■ EXERCISE BRIEF: Using the material below, copy every line where "Late" appears.

Excerpts from a figure dataset
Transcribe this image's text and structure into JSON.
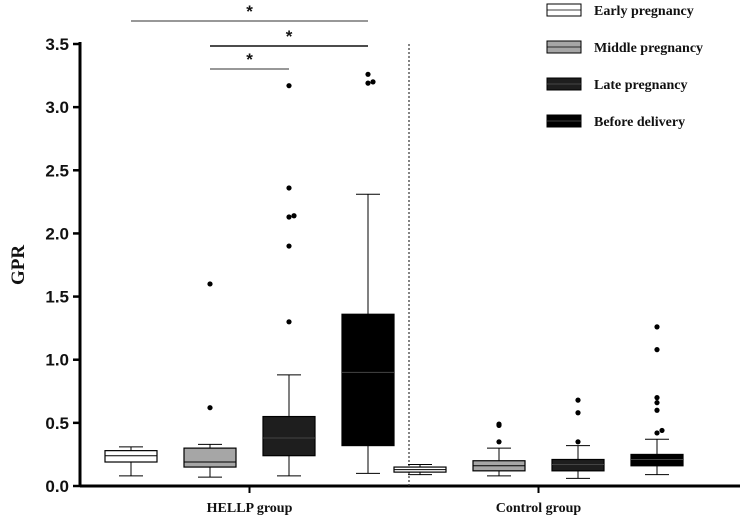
{
  "chart_data": {
    "type": "boxplot",
    "title": "",
    "ylabel": "GPR",
    "ylim": [
      0,
      3.5
    ],
    "yticks": [
      "0.0",
      "0.5",
      "1.0",
      "1.5",
      "2.0",
      "2.5",
      "3.0",
      "3.5"
    ],
    "groups": [
      "HELLP group",
      "Control group"
    ],
    "legend": [
      {
        "label": "Early pregnancy",
        "fill": "#ffffff"
      },
      {
        "label": "Middle pregnancy",
        "fill": "#a6a6a6"
      },
      {
        "label": "Late pregnancy",
        "fill": "#1e1e1e"
      },
      {
        "label": "Before delivery",
        "fill": "#000000"
      }
    ],
    "boxes": [
      {
        "group": "HELLP group",
        "series": "Early pregnancy",
        "whisker_low": 0.08,
        "q1": 0.19,
        "median": 0.24,
        "q3": 0.28,
        "whisker_high": 0.31,
        "outliers": []
      },
      {
        "group": "HELLP group",
        "series": "Middle pregnancy",
        "whisker_low": 0.07,
        "q1": 0.15,
        "median": 0.19,
        "q3": 0.3,
        "whisker_high": 0.33,
        "outliers": [
          0.62,
          1.6
        ]
      },
      {
        "group": "HELLP group",
        "series": "Late pregnancy",
        "whisker_low": 0.08,
        "q1": 0.24,
        "median": 0.38,
        "q3": 0.55,
        "whisker_high": 0.88,
        "outliers": [
          1.3,
          1.9,
          2.13,
          2.14,
          2.36,
          3.17
        ]
      },
      {
        "group": "HELLP group",
        "series": "Before delivery",
        "whisker_low": 0.1,
        "q1": 0.32,
        "median": 0.9,
        "q3": 1.36,
        "whisker_high": 2.31,
        "outliers": [
          3.19,
          3.2,
          3.26
        ]
      },
      {
        "group": "Control group",
        "series": "Early pregnancy",
        "whisker_low": 0.09,
        "q1": 0.11,
        "median": 0.13,
        "q3": 0.15,
        "whisker_high": 0.17,
        "outliers": []
      },
      {
        "group": "Control group",
        "series": "Middle pregnancy",
        "whisker_low": 0.08,
        "q1": 0.12,
        "median": 0.16,
        "q3": 0.2,
        "whisker_high": 0.3,
        "outliers": [
          0.35,
          0.48,
          0.49
        ]
      },
      {
        "group": "Control group",
        "series": "Late pregnancy",
        "whisker_low": 0.06,
        "q1": 0.12,
        "median": 0.17,
        "q3": 0.21,
        "whisker_high": 0.32,
        "outliers": [
          0.35,
          0.58,
          0.68
        ]
      },
      {
        "group": "Control group",
        "series": "Before delivery",
        "whisker_low": 0.09,
        "q1": 0.16,
        "median": 0.21,
        "q3": 0.25,
        "whisker_high": 0.37,
        "outliers": [
          0.42,
          0.44,
          0.6,
          0.66,
          0.7,
          1.08,
          1.26
        ]
      }
    ],
    "significance": [
      {
        "from": "Middle pregnancy",
        "to": "Late pregnancy",
        "group": "HELLP group",
        "label": "*"
      },
      {
        "from": "Middle pregnancy",
        "to": "Before delivery",
        "group": "HELLP group",
        "label": "*"
      },
      {
        "from": "Early pregnancy",
        "to": "Before delivery",
        "group": "HELLP group",
        "label": "*"
      }
    ],
    "divider": "dotted vertical line between groups"
  }
}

■ SOLUTION TO THE PROBLEM:
        "label": "Late pregnancy",
        "series": "Late pregnancy",
        "series": "Late pregnancy",
        "to": "Late pregnancy",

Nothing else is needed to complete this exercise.